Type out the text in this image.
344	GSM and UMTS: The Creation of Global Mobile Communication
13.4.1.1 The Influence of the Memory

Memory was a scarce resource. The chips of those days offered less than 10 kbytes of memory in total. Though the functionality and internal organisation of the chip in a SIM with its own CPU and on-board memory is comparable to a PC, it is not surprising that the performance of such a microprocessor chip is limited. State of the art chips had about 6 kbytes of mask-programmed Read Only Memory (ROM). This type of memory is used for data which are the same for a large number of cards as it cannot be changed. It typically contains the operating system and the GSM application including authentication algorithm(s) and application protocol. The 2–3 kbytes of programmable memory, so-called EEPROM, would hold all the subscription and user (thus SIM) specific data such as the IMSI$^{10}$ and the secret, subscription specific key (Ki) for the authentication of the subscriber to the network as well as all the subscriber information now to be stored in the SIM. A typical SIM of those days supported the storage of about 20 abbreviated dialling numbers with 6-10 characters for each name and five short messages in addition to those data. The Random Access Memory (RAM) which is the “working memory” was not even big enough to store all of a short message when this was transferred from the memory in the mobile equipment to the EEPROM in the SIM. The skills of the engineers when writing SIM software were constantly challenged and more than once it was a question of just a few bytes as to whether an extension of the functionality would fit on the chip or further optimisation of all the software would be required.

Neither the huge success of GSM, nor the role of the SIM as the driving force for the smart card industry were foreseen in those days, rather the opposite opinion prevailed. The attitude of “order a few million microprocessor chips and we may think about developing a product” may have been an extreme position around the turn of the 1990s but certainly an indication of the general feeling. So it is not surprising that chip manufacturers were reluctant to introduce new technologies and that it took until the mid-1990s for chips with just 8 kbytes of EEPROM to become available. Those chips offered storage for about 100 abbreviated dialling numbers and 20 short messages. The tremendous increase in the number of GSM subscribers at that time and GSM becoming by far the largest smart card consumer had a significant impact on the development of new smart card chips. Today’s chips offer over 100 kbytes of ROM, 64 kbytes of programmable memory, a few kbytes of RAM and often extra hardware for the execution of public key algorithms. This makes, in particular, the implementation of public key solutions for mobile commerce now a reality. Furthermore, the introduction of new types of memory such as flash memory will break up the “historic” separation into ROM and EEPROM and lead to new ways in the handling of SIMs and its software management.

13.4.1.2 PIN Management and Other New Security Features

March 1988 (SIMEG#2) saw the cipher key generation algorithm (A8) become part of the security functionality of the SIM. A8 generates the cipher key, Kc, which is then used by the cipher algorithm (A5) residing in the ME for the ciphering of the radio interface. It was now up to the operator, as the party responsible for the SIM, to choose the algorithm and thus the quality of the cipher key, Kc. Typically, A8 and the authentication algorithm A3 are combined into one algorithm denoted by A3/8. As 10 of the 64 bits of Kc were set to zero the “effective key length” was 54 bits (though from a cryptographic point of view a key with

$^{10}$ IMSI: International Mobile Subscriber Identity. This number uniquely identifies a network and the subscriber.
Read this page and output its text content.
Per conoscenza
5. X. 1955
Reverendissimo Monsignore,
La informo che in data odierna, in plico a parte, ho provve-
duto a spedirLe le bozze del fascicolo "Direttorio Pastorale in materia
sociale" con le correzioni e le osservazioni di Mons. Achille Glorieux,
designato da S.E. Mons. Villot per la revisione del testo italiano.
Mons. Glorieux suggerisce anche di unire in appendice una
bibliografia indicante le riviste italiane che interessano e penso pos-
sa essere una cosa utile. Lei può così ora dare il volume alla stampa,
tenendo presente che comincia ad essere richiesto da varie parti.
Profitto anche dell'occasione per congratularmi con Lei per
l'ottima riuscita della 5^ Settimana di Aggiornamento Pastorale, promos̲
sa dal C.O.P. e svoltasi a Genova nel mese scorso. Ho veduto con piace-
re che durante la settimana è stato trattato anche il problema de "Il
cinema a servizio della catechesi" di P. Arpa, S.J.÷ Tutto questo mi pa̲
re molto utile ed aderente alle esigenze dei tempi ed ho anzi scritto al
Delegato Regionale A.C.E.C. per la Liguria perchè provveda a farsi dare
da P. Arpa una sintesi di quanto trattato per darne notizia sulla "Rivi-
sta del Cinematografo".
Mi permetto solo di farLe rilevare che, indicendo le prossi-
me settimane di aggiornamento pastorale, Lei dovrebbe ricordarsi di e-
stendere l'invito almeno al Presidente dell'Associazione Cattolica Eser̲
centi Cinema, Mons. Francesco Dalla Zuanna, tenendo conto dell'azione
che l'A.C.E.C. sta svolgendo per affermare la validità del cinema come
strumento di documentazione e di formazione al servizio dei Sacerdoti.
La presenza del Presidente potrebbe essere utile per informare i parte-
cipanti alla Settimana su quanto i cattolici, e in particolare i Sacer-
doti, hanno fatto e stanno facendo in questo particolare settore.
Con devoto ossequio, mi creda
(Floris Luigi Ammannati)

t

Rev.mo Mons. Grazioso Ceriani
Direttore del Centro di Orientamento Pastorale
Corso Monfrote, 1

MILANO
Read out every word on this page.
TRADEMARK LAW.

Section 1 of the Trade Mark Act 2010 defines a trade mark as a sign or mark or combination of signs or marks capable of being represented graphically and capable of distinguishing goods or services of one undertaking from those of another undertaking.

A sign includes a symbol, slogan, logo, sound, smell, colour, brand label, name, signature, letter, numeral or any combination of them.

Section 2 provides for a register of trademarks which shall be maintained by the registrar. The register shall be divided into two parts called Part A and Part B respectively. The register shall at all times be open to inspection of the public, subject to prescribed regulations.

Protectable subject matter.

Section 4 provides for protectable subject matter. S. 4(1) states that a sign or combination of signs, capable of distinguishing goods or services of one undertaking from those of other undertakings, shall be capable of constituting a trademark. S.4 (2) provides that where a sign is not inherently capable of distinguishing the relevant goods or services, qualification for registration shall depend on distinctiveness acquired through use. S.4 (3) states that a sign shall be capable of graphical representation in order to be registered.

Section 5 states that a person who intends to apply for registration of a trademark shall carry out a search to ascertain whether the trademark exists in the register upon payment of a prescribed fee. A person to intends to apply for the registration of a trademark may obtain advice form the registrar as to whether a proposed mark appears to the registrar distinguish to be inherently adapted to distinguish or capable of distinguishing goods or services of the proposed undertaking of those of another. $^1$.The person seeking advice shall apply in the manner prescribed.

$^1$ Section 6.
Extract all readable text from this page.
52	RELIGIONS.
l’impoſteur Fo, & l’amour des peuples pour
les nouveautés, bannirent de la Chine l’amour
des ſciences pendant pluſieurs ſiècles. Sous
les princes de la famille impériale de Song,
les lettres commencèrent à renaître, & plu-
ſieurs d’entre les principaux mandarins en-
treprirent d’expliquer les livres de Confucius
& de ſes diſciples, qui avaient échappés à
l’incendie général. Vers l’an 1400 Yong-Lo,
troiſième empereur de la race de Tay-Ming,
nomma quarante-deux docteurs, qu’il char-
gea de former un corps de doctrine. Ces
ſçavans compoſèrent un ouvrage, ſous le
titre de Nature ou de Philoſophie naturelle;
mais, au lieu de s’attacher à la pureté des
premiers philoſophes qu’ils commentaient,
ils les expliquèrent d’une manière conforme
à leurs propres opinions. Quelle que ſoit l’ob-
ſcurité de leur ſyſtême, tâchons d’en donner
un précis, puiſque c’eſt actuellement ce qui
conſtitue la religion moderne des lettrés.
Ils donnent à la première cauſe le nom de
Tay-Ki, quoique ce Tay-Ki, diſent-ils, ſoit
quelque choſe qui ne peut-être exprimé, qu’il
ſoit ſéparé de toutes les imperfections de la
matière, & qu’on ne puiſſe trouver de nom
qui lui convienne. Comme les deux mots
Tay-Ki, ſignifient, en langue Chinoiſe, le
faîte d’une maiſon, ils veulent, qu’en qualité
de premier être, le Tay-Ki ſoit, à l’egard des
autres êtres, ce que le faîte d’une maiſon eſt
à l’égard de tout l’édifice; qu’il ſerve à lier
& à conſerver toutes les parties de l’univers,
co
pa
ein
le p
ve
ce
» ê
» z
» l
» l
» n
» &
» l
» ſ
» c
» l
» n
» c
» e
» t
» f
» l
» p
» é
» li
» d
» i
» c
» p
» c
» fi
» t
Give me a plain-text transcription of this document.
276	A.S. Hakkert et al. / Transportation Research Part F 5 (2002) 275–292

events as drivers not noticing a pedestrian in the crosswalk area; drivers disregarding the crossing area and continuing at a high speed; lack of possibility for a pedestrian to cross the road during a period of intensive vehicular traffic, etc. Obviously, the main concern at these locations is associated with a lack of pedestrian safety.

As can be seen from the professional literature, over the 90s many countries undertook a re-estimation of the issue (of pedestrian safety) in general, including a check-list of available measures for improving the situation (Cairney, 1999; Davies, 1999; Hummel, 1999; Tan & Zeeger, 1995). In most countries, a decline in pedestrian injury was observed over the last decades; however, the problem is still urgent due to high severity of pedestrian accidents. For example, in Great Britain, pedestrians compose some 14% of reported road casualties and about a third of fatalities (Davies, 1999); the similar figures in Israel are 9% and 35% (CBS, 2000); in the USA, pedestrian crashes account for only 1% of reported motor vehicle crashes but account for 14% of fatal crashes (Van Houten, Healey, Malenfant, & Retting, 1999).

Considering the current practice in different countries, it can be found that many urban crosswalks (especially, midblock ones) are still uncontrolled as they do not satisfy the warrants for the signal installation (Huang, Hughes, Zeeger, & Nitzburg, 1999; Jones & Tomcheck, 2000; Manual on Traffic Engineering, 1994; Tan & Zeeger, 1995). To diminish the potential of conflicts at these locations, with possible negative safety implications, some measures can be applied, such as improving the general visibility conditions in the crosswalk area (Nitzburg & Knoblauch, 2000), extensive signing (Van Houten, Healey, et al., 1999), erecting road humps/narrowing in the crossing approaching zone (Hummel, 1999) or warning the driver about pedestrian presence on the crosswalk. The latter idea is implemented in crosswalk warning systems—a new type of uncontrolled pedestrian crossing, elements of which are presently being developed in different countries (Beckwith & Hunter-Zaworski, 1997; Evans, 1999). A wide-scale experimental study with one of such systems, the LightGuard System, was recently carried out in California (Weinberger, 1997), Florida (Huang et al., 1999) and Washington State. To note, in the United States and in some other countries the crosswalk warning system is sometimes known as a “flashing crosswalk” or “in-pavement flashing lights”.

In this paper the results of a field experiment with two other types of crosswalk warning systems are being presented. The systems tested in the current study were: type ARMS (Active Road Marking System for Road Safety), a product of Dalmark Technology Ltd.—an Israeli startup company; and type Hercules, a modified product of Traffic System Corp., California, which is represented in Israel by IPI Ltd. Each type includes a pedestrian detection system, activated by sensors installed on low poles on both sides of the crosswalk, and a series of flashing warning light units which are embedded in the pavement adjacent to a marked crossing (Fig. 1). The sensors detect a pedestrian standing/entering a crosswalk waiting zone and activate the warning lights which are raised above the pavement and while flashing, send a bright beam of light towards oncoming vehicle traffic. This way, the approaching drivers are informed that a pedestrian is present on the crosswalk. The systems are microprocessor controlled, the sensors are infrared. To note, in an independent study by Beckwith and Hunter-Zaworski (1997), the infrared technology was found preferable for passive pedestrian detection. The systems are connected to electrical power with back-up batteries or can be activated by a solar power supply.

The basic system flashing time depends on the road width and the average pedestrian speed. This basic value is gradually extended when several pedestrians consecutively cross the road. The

> _SHORT EXERCISE_:
From the data above, show each line that contains "shall".

> _EXERCISE ANSWER_:
Section 2 provides for a register of trademarks which shall be maintained by the registrar. The register shall be divided into two parts called Part A and Part B respectively. The register shall at all times be open to inspection of the public, subject to prescribed regulations.
Section 4 provides for protectable subject matter. S. 4(1) states that a sign or combination of signs, capable of distinguishing goods or services of one undertaking from those of other undertakings, shall be capable of constituting a trademark. S.4 (2) provides that where a sign is not inherently capable of distinguishing the relevant goods or services, qualification for registration shall depend on distinctiveness acquired through use. S.4 (3) states that a sign shall be capable of graphical representation in order to be registered.
Section 5 states that a person who intends to apply for registration of a trademark shall carry out a search to ascertain whether the trademark exists in the register upon payment of a prescribed fee. A person to intends to apply for the registration of a trademark may obtain advice form the registrar as to whether a proposed mark appears to the registrar distinguish to be inherently adapted to distinguish or capable of distinguishing goods or services of the proposed undertaking of those of another. $^1$.The person seeking advice shall apply in the manner prescribed.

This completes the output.